Required work
Find the word "name" in the records below. List each line containing it.

[Some records]
———

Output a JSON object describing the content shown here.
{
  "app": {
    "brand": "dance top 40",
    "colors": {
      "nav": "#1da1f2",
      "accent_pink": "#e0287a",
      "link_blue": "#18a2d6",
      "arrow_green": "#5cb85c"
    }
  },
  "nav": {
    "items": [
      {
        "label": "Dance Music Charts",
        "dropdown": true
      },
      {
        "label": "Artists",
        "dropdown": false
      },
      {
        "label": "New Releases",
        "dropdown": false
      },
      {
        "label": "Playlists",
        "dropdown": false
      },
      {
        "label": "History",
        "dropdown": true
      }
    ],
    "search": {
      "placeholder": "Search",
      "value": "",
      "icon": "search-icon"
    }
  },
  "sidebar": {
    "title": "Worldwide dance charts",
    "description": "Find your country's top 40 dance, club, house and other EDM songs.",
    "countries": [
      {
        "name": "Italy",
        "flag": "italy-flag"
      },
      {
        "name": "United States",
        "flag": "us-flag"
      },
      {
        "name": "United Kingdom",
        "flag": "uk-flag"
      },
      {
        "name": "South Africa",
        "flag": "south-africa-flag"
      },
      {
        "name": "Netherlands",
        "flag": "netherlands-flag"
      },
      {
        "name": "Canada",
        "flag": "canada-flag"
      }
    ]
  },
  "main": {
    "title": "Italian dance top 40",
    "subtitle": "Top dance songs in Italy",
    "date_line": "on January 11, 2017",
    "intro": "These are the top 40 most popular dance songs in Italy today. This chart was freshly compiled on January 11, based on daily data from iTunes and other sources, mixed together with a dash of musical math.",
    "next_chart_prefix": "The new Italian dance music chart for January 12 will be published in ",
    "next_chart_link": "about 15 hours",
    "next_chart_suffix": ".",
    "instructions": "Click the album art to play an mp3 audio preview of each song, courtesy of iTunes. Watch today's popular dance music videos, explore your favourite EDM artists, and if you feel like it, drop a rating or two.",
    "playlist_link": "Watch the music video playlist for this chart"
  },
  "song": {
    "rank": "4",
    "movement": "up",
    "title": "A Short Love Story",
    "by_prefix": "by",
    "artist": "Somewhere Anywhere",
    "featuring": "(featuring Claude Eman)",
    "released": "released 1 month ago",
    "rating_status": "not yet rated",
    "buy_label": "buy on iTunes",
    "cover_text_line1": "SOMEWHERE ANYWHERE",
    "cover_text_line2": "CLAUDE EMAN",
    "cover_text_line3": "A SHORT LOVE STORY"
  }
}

———

Answer to the exercise
        "name": "Italy",
        "name": "United States",
        "name": "United Kingdom",
        "name": "South Africa",
        "name": "Netherlands",
        "name": "Canada",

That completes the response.